- **Task details**: Leave out the pictures and give back all the entries exactly as written.
______
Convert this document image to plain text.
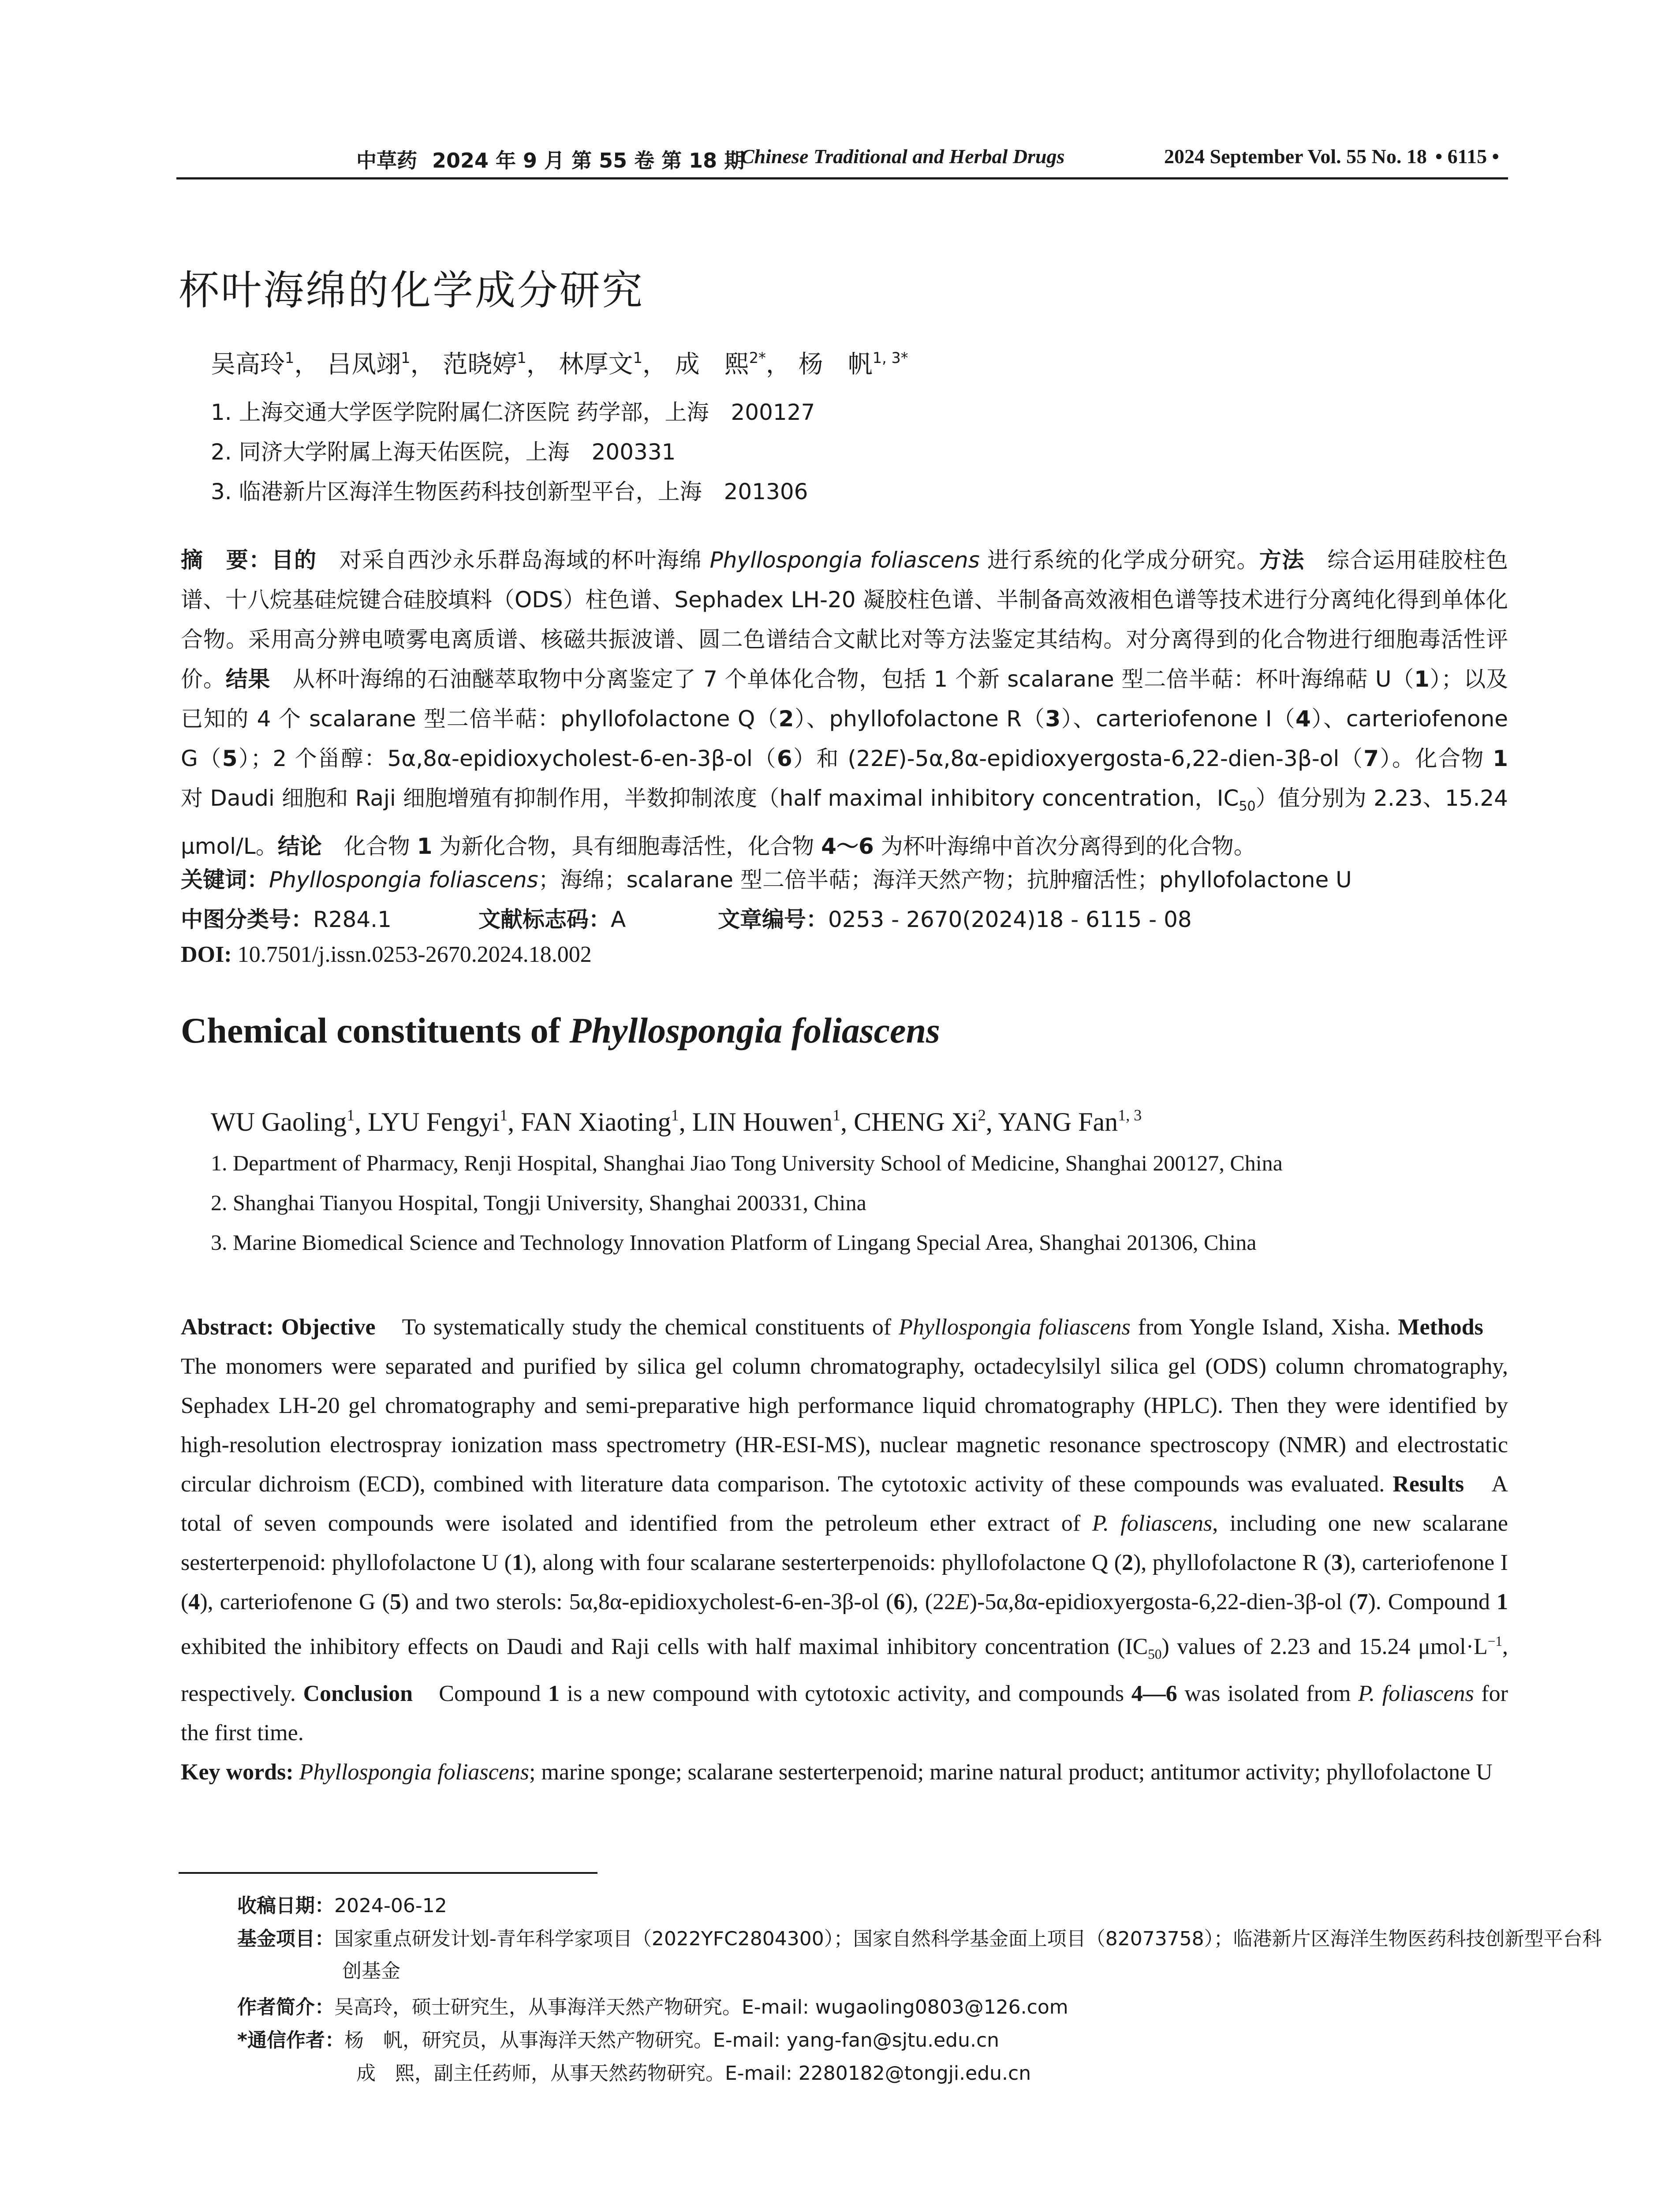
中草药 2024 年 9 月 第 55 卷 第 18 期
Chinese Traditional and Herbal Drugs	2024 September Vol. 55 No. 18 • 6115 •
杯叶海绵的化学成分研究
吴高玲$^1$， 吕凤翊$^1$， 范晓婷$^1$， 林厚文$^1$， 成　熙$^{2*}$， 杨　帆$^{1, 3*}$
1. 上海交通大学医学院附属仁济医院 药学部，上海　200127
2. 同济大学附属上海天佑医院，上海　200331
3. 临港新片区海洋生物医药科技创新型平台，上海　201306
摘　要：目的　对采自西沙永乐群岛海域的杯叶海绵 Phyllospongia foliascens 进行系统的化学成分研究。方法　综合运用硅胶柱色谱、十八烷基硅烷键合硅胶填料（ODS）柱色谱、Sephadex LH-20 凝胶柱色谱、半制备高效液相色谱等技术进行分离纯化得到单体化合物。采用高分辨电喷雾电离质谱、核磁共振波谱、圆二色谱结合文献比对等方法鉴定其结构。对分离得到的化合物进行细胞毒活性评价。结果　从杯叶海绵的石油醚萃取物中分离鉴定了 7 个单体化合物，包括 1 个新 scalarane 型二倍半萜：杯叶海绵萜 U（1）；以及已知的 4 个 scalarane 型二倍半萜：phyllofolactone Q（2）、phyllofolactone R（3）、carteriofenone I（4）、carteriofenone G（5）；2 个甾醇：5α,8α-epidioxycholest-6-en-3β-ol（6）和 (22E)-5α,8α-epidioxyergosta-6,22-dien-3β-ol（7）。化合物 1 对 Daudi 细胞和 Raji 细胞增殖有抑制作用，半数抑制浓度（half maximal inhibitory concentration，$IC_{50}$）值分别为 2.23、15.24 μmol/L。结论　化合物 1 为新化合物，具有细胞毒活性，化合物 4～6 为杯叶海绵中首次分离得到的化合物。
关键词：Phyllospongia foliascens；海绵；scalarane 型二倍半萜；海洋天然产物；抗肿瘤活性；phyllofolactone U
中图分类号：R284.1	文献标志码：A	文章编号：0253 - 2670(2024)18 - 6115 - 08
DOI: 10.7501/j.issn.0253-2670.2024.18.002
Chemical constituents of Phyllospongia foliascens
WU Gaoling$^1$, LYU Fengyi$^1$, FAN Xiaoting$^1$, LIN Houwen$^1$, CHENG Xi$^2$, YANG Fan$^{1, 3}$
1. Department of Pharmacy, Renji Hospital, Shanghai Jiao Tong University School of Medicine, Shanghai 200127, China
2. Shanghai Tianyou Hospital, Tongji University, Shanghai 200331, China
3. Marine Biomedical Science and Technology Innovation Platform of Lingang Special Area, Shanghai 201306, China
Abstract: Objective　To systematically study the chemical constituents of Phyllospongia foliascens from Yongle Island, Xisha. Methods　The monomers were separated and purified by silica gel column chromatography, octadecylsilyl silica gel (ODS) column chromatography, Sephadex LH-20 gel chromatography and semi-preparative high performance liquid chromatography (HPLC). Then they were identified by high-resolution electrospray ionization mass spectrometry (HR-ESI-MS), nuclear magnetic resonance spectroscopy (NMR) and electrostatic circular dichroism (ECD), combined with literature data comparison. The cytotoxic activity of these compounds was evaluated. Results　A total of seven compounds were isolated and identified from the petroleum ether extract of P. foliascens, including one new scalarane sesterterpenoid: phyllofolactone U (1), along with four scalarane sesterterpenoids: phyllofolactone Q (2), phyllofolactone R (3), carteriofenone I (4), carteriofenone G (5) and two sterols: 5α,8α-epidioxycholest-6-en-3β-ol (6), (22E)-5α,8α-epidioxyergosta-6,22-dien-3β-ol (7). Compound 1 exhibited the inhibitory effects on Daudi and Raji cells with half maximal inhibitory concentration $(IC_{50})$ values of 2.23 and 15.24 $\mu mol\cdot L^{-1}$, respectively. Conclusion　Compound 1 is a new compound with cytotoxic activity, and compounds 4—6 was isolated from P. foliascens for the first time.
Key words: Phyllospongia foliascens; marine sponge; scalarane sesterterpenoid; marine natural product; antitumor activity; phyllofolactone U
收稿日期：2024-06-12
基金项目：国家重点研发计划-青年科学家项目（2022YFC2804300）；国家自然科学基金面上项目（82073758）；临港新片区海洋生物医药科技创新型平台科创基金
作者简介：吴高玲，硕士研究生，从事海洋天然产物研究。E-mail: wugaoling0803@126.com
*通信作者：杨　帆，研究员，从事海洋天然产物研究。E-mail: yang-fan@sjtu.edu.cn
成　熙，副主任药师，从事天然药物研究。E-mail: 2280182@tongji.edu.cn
______
- **Result**:
Convert this document image to plain text.
中草药 2024 年 9 月 第 55 卷 第 18 期
Chinese Traditional and Herbal Drugs	2024 September Vol. 55 No. 18 • 6115 •
杯叶海绵的化学成分研究
吴高玲$^1$， 吕凤翊$^1$， 范晓婷$^1$， 林厚文$^1$， 成　熙$^{2*}$， 杨　帆$^{1, 3*}$
1. 上海交通大学医学院附属仁济医院 药学部，上海　200127
2. 同济大学附属上海天佑医院，上海　200331
3. 临港新片区海洋生物医药科技创新型平台，上海　201306
摘　要：目的　对采自西沙永乐群岛海域的杯叶海绵 Phyllospongia foliascens 进行系统的化学成分研究。方法　综合运用硅胶柱色谱、十八烷基硅烷键合硅胶填料（ODS）柱色谱、Sephadex LH-20 凝胶柱色谱、半制备高效液相色谱等技术进行分离纯化得到单体化合物。采用高分辨电喷雾电离质谱、核磁共振波谱、圆二色谱结合文献比对等方法鉴定其结构。对分离得到的化合物进行细胞毒活性评价。结果　从杯叶海绵的石油醚萃取物中分离鉴定了 7 个单体化合物，包括 1 个新 scalarane 型二倍半萜：杯叶海绵萜 U（1）；以及已知的 4 个 scalarane 型二倍半萜：phyllofolactone Q（2）、phyllofolactone R（3）、carteriofenone I（4）、carteriofenone G（5）；2 个甾醇：5α,8α-epidioxycholest-6-en-3β-ol（6）和 (22E)-5α,8α-epidioxyergosta-6,22-dien-3β-ol（7）。化合物 1 对 Daudi 细胞和 Raji 细胞增殖有抑制作用，半数抑制浓度（half maximal inhibitory concentration，$IC_{50}$）值分别为 2.23、15.24 μmol/L。结论　化合物 1 为新化合物，具有细胞毒活性，化合物 4～6 为杯叶海绵中首次分离得到的化合物。
关键词：Phyllospongia foliascens；海绵；scalarane 型二倍半萜；海洋天然产物；抗肿瘤活性；phyllofolactone U
中图分类号：R284.1	文献标志码：A	文章编号：0253 - 2670(2024)18 - 6115 - 08
DOI: 10.7501/j.issn.0253-2670.2024.18.002
Chemical constituents of Phyllospongia foliascens
WU Gaoling$^1$, LYU Fengyi$^1$, FAN Xiaoting$^1$, LIN Houwen$^1$, CHENG Xi$^2$, YANG Fan$^{1, 3}$
1. Department of Pharmacy, Renji Hospital, Shanghai Jiao Tong University School of Medicine, Shanghai 200127, China
2. Shanghai Tianyou Hospital, Tongji University, Shanghai 200331, China
3. Marine Biomedical Science and Technology Innovation Platform of Lingang Special Area, Shanghai 201306, China
Abstract: Objective　To systematically study the chemical constituents of Phyllospongia foliascens from Yongle Island, Xisha. Methods　The monomers were separated and purified by silica gel column chromatography, octadecylsilyl silica gel (ODS) column chromatography, Sephadex LH-20 gel chromatography and semi-preparative high performance liquid chromatography (HPLC). Then they were identified by high-resolution electrospray ionization mass spectrometry (HR-ESI-MS), nuclear magnetic resonance spectroscopy (NMR) and electrostatic circular dichroism (ECD), combined with literature data comparison. The cytotoxic activity of these compounds was evaluated. Results　A total of seven compounds were isolated and identified from the petroleum ether extract of P. foliascens, including one new scalarane sesterterpenoid: phyllofolactone U (1), along with four scalarane sesterterpenoids: phyllofolactone Q (2), phyllofolactone R (3), carteriofenone I (4), carteriofenone G (5) and two sterols: 5α,8α-epidioxycholest-6-en-3β-ol (6), (22E)-5α,8α-epidioxyergosta-6,22-dien-3β-ol (7). Compound 1 exhibited the inhibitory effects on Daudi and Raji cells with half maximal inhibitory concentration $(IC_{50})$ values of 2.23 and 15.24 $\mu mol\cdot L^{-1}$, respectively. Conclusion　Compound 1 is a new compound with cytotoxic activity, and compounds 4—6 was isolated from P. foliascens for the first time.
Key words: Phyllospongia foliascens; marine sponge; scalarane sesterterpenoid; marine natural product; antitumor activity; phyllofolactone U
收稿日期：2024-06-12
基金项目：国家重点研发计划-青年科学家项目（2022YFC2804300）；国家自然科学基金面上项目（82073758）；临港新片区海洋生物医药科技创新型平台科创基金
作者简介：吴高玲，硕士研究生，从事海洋天然产物研究。E-mail: wugaoling0803@126.com
*通信作者：杨　帆，研究员，从事海洋天然产物研究。E-mail: yang-fan@sjtu.edu.cn
成　熙，副主任药师，从事天然药物研究。E-mail: 2280182@tongji.edu.cn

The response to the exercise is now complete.